[START DATASET CONTENT]

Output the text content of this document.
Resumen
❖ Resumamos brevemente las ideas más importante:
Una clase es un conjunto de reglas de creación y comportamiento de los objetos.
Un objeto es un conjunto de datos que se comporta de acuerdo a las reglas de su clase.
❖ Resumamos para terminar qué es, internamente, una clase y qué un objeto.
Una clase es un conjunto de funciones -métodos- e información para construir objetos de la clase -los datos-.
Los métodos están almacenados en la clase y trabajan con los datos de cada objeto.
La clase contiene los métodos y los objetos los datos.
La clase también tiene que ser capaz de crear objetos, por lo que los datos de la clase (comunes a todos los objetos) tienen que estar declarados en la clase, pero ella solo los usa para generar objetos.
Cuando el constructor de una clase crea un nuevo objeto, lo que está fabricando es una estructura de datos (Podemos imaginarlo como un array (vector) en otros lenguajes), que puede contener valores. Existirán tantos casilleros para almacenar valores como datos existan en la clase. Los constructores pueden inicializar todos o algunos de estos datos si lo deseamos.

[END DATASET CONTENT]

WHAT IS ASKED: Set out the complete listing exactly as shown.

WRITTEN ANSWER:
Output the text content of this document.
Resumen
❖ Resumamos brevemente las ideas más importante:
Una clase es un conjunto de reglas de creación y comportamiento de los objetos.
Un objeto es un conjunto de datos que se comporta de acuerdo a las reglas de su clase.
❖ Resumamos para terminar qué es, internamente, una clase y qué un objeto.
Una clase es un conjunto de funciones -métodos- e información para construir objetos de la clase -los datos-.
Los métodos están almacenados en la clase y trabajan con los datos de cada objeto.
La clase contiene los métodos y los objetos los datos.
La clase también tiene que ser capaz de crear objetos, por lo que los datos de la clase (comunes a todos los objetos) tienen que estar declarados en la clase, pero ella solo los usa para generar objetos.
Cuando el constructor de una clase crea un nuevo objeto, lo que está fabricando es una estructura de datos (Podemos imaginarlo como un array (vector) en otros lenguajes), que puede contener valores. Existirán tantos casilleros para almacenar valores como datos existan en la clase. Los constructores pueden inicializar todos o algunos de estos datos si lo deseamos.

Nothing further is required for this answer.